--- BEGIN ---
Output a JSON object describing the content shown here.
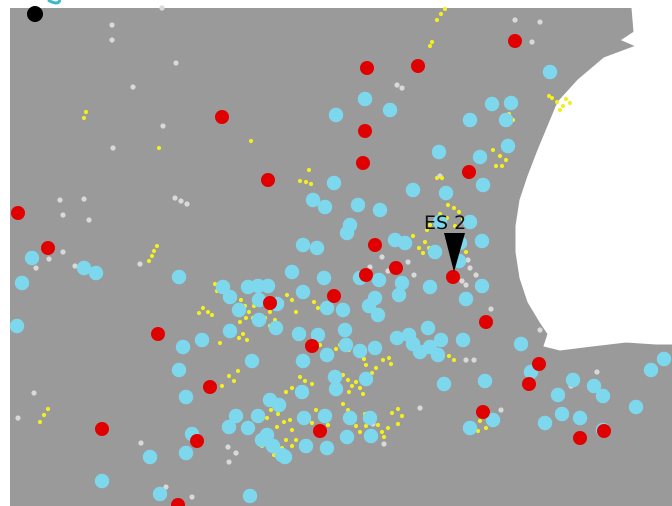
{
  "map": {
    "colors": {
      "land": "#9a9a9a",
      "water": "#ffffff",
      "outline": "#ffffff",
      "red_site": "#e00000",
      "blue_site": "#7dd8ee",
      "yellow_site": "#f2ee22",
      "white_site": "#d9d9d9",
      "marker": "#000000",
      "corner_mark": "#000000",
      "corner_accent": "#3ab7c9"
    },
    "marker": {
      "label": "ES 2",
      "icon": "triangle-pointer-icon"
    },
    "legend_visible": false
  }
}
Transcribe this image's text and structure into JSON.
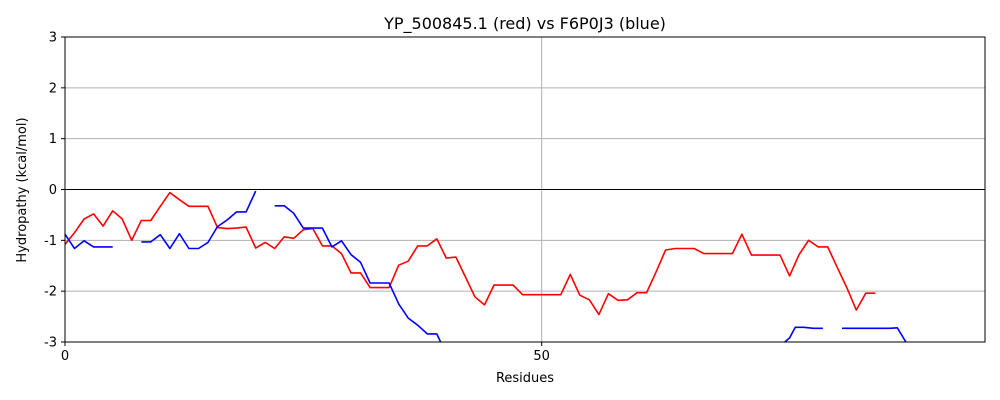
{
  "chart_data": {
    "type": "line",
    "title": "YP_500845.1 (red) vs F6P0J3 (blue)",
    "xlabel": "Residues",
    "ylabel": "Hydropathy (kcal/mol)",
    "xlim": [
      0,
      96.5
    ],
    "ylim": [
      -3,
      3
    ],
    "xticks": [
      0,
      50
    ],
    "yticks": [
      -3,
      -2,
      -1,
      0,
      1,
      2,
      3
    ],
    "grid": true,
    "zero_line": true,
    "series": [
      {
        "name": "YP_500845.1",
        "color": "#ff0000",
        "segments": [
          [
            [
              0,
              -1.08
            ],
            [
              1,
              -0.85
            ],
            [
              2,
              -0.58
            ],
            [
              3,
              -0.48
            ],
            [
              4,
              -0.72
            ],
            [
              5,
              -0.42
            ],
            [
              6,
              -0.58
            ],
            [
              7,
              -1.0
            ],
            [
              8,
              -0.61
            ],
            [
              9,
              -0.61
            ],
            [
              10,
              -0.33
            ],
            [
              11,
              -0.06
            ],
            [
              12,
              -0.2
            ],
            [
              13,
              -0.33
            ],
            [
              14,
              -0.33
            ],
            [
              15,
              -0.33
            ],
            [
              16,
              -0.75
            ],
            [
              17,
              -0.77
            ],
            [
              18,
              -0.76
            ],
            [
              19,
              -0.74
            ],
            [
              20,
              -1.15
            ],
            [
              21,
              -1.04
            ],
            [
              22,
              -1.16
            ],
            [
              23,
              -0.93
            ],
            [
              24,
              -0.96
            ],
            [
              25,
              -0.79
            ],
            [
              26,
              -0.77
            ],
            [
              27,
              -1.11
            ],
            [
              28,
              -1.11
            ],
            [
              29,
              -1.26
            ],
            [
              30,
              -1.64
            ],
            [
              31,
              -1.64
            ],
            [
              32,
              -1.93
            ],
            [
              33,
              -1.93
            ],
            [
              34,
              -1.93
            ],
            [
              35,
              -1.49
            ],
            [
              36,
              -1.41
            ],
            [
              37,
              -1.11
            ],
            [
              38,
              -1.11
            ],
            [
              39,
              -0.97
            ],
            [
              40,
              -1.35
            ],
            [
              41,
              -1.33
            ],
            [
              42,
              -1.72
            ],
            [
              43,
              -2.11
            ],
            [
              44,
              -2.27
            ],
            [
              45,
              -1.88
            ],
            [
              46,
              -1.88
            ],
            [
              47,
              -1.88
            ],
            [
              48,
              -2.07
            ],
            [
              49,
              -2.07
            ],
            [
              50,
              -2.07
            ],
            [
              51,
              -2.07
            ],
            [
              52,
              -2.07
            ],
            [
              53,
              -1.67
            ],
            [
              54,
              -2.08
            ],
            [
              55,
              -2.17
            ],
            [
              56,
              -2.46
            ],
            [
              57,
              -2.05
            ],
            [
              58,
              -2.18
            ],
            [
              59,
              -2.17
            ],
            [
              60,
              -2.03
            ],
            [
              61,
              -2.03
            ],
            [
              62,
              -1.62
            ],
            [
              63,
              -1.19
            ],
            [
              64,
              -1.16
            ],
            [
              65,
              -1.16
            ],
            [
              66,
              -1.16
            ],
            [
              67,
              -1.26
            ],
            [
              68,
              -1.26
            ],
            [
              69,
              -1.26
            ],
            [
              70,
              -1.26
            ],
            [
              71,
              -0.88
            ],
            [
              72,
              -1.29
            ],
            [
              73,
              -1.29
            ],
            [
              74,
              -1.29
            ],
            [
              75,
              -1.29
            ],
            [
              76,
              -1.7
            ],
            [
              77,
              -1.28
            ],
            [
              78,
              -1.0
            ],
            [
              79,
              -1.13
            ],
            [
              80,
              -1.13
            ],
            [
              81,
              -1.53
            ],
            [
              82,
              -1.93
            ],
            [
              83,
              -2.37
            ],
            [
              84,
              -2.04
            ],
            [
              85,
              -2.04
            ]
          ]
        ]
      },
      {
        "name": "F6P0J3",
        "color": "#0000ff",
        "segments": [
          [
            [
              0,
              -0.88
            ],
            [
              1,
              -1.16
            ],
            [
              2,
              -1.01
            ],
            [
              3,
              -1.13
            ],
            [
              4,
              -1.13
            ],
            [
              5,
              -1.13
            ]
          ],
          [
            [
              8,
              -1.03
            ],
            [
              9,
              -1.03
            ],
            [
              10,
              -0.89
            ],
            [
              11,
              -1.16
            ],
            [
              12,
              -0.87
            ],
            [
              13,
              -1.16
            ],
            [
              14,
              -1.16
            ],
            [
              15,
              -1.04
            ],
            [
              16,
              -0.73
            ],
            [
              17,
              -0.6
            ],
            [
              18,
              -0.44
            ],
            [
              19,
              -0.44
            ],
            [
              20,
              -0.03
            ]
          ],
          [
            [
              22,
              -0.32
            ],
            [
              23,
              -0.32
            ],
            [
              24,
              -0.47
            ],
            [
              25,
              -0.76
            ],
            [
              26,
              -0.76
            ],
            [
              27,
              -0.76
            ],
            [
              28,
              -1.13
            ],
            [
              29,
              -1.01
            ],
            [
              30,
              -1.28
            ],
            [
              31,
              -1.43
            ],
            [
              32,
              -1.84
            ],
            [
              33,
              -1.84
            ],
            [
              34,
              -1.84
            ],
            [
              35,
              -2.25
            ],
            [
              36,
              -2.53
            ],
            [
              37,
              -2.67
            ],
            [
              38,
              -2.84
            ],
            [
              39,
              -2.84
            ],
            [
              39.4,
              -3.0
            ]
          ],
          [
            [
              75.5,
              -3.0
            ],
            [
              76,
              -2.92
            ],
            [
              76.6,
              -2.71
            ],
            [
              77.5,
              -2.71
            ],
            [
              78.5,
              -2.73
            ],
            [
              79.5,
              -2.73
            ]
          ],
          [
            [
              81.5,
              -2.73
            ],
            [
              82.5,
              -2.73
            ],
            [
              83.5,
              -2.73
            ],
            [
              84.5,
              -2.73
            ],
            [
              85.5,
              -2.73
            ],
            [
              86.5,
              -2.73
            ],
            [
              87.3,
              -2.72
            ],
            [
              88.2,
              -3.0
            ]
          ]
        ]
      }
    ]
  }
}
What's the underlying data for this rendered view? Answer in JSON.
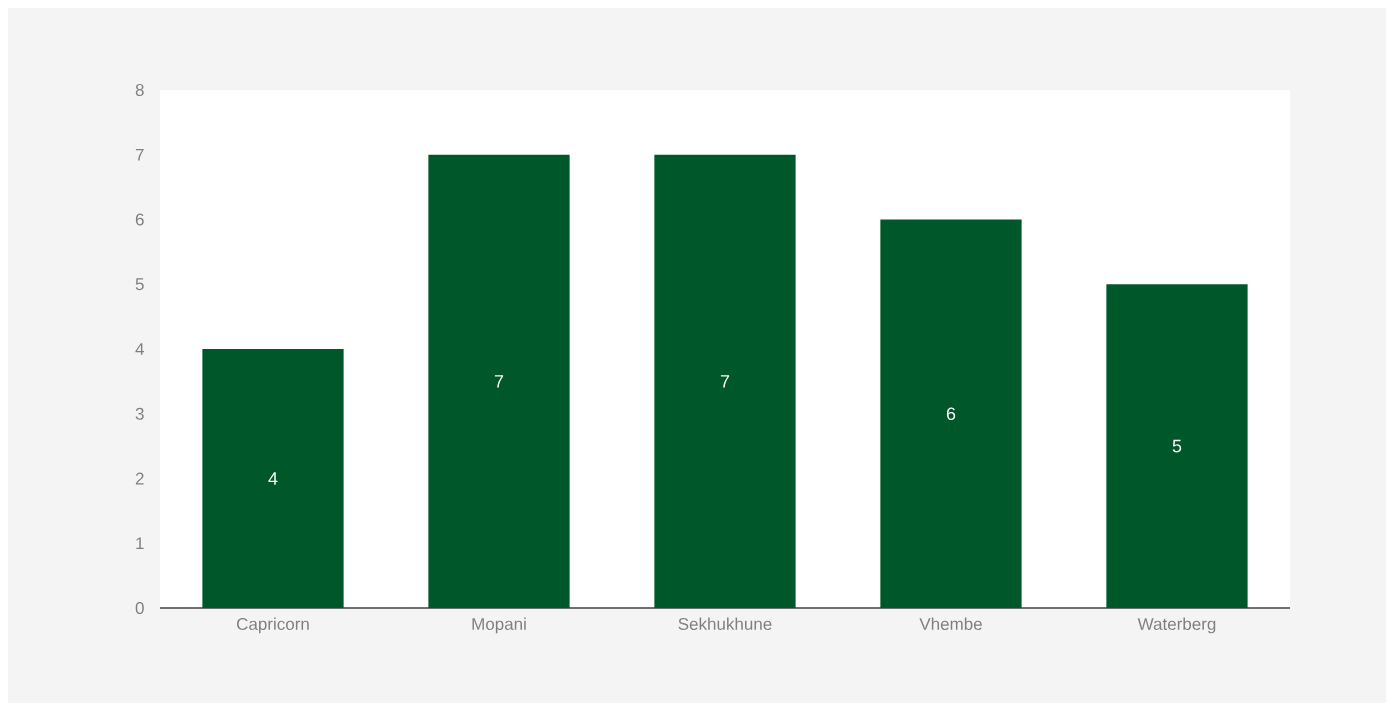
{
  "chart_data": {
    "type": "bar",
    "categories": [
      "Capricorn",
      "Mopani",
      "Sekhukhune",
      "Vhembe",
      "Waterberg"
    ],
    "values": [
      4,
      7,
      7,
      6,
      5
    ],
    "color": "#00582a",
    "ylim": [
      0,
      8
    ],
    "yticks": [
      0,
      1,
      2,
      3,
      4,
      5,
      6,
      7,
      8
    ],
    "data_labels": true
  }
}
--- END ---
Copy out the listing exactly as it stands, but not the pictures.

_Result_
Output a JSON object describing the content shown here.
{
  "map": {
    "colors": {
      "land": "#9a9a9a",
      "water": "#ffffff",
      "outline": "#ffffff",
      "red_site": "#e00000",
      "blue_site": "#7dd8ee",
      "yellow_site": "#f2ee22",
      "white_site": "#d9d9d9",
      "marker": "#000000",
      "corner_mark": "#000000",
      "corner_accent": "#3ab7c9"
    },
    "marker": {
      "label": "ES 2",
      "icon": "triangle-pointer-icon"
    },
    "legend_visible": false
  }
}
Transcribe this image's text and structure into JSON.
{
  "chart_data": {
    "type": "line",
    "title": "YP_500845.1 (red) vs F6P0J3 (blue)",
    "xlabel": "Residues",
    "ylabel": "Hydropathy (kcal/mol)",
    "xlim": [
      0,
      96.5
    ],
    "ylim": [
      -3,
      3
    ],
    "xticks": [
      0,
      50
    ],
    "yticks": [
      -3,
      -2,
      -1,
      0,
      1,
      2,
      3
    ],
    "grid": true,
    "zero_line": true,
    "series": [
      {
        "name": "YP_500845.1",
        "color": "#ff0000",
        "segments": [
          [
            [
              0,
              -1.08
            ],
            [
              1,
              -0.85
            ],
            [
              2,
              -0.58
            ],
            [
              3,
              -0.48
            ],
            [
              4,
              -0.72
            ],
            [
              5,
              -0.42
            ],
            [
              6,
              -0.58
            ],
            [
              7,
              -1.0
            ],
            [
              8,
              -0.61
            ],
            [
              9,
              -0.61
            ],
            [
              10,
              -0.33
            ],
            [
              11,
              -0.06
            ],
            [
              12,
              -0.2
            ],
            [
              13,
              -0.33
            ],
            [
              14,
              -0.33
            ],
            [
              15,
              -0.33
            ],
            [
              16,
              -0.75
            ],
            [
              17,
              -0.77
            ],
            [
              18,
              -0.76
            ],
            [
              19,
              -0.74
            ],
            [
              20,
              -1.15
            ],
            [
              21,
              -1.04
            ],
            [
              22,
              -1.16
            ],
            [
              23,
              -0.93
            ],
            [
              24,
              -0.96
            ],
            [
              25,
              -0.79
            ],
            [
              26,
              -0.77
            ],
            [
              27,
              -1.11
            ],
            [
              28,
              -1.11
            ],
            [
              29,
              -1.26
            ],
            [
              30,
              -1.64
            ],
            [
              31,
              -1.64
            ],
            [
              32,
              -1.93
            ],
            [
              33,
              -1.93
            ],
            [
              34,
              -1.93
            ],
            [
              35,
              -1.49
            ],
            [
              36,
              -1.41
            ],
            [
              37,
              -1.11
            ],
            [
              38,
              -1.11
            ],
            [
              39,
              -0.97
            ],
            [
              40,
              -1.35
            ],
            [
              41,
              -1.33
            ],
            [
              42,
              -1.72
            ],
            [
              43,
              -2.11
            ],
            [
              44,
              -2.27
            ],
            [
              45,
              -1.88
            ],
            [
              46,
              -1.88
            ],
            [
              47,
              -1.88
            ],
            [
              48,
              -2.07
            ],
            [
              49,
              -2.07
            ],
            [
              50,
              -2.07
            ],
            [
              51,
              -2.07
            ],
            [
              52,
              -2.07
            ],
            [
              53,
              -1.67
            ],
            [
              54,
              -2.08
            ],
            [
              55,
              -2.17
            ],
            [
              56,
              -2.46
            ],
            [
              57,
              -2.05
            ],
            [
              58,
              -2.18
            ],
            [
              59,
              -2.17
            ],
            [
              60,
              -2.03
            ],
            [
              61,
              -2.03
            ],
            [
              62,
              -1.62
            ],
            [
              63,
              -1.19
            ],
            [
              64,
              -1.16
            ],
            [
              65,
              -1.16
            ],
            [
              66,
              -1.16
            ],
            [
              67,
              -1.26
            ],
            [
              68,
              -1.26
            ],
            [
              69,
              -1.26
            ],
            [
              70,
              -1.26
            ],
            [
              71,
              -0.88
            ],
            [
              72,
              -1.29
            ],
            [
              73,
              -1.29
            ],
            [
              74,
              -1.29
            ],
            [
              75,
              -1.29
            ],
            [
              76,
              -1.7
            ],
            [
              77,
              -1.28
            ],
            [
              78,
              -1.0
            ],
            [
              79,
              -1.13
            ],
            [
              80,
              -1.13
            ],
            [
              81,
              -1.53
            ],
            [
              82,
              -1.93
            ],
            [
              83,
              -2.37
            ],
            [
              84,
              -2.04
            ],
            [
              85,
              -2.04
            ]
          ]
        ]
      },
      {
        "name": "F6P0J3",
        "color": "#0000ff",
        "segments": [
          [
            [
              0,
              -0.88
            ],
            [
              1,
              -1.16
            ],
            [
              2,
              -1.01
            ],
            [
              3,
              -1.13
            ],
            [
              4,
              -1.13
            ],
            [
              5,
              -1.13
            ]
          ],
          [
            [
              8,
              -1.03
            ],
            [
              9,
              -1.03
            ],
            [
              10,
              -0.89
            ],
            [
              11,
              -1.16
            ],
            [
              12,
              -0.87
            ],
            [
              13,
              -1.16
            ],
            [
              14,
              -1.16
            ],
            [
              15,
              -1.04
            ],
            [
              16,
              -0.73
            ],
            [
              17,
              -0.6
            ],
            [
              18,
              -0.44
            ],
            [
              19,
              -0.44
            ],
            [
              20,
              -0.03
            ]
          ],
          [
            [
              22,
              -0.32
            ],
            [
              23,
              -0.32
            ],
            [
              24,
              -0.47
            ],
            [
              25,
              -0.76
            ],
            [
              26,
              -0.76
            ],
            [
              27,
              -0.76
            ],
            [
              28,
              -1.13
            ],
            [
              29,
              -1.01
            ],
            [
              30,
              -1.28
            ],
            [
              31,
              -1.43
            ],
            [
              32,
              -1.84
            ],
            [
              33,
              -1.84
            ],
            [
              34,
              -1.84
            ],
            [
              35,
              -2.25
            ],
            [
              36,
              -2.53
            ],
            [
              37,
              -2.67
            ],
            [
              38,
              -2.84
            ],
            [
              39,
              -2.84
            ],
            [
              39.4,
              -3.0
            ]
          ],
          [
            [
              75.5,
              -3.0
            ],
            [
              76,
              -2.92
            ],
            [
              76.6,
              -2.71
            ],
            [
              77.5,
              -2.71
            ],
            [
              78.5,
              -2.73
            ],
            [
              79.5,
              -2.73
            ]
          ],
          [
            [
              81.5,
              -2.73
            ],
            [
              82.5,
              -2.73
            ],
            [
              83.5,
              -2.73
            ],
            [
              84.5,
              -2.73
            ],
            [
              85.5,
              -2.73
            ],
            [
              86.5,
              -2.73
            ],
            [
              87.3,
              -2.72
            ],
            [
              88.2,
              -3.0
            ]
          ]
        ]
      }
    ]
  }
}
What's the underlying data for this rendered view? Answer in JSON.
{
  "chart_data": {
    "type": "bar",
    "categories": [
      "Capricorn",
      "Mopani",
      "Sekhukhune",
      "Vhembe",
      "Waterberg"
    ],
    "values": [
      4,
      7,
      7,
      6,
      5
    ],
    "color": "#00582a",
    "ylim": [
      0,
      8
    ],
    "yticks": [
      0,
      1,
      2,
      3,
      4,
      5,
      6,
      7,
      8
    ],
    "data_labels": true
  }
}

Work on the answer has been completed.